=== Work to complete ===
Each entry below must be repeated word for word.

[BEGIN Dataset records]

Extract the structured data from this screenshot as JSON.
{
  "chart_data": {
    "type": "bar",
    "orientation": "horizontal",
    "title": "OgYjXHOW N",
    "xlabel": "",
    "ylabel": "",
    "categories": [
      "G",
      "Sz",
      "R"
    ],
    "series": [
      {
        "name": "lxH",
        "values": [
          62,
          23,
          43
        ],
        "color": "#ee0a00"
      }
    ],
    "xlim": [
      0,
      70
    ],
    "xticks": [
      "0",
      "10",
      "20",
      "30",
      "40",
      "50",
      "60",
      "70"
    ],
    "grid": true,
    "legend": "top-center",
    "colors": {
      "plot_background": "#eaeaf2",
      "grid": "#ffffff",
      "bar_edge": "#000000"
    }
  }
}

[END Dataset records]

=== Task result ===
Extract the structured data from this screenshot as JSON.
{
  "chart_data": {
    "type": "bar",
    "orientation": "horizontal",
    "title": "OgYjXHOW N",
    "xlabel": "",
    "ylabel": "",
    "categories": [
      "G",
      "Sz",
      "R"
    ],
    "series": [
      {
        "name": "lxH",
        "values": [
          62,
          23,
          43
        ],
        "color": "#ee0a00"
      }
    ],
    "xlim": [
      0,
      70
    ],
    "xticks": [
      "0",
      "10",
      "20",
      "30",
      "40",
      "50",
      "60",
      "70"
    ],
    "grid": true,
    "legend": "top-center",
    "colors": {
      "plot_background": "#eaeaf2",
      "grid": "#ffffff",
      "bar_edge": "#000000"
    }
  }
}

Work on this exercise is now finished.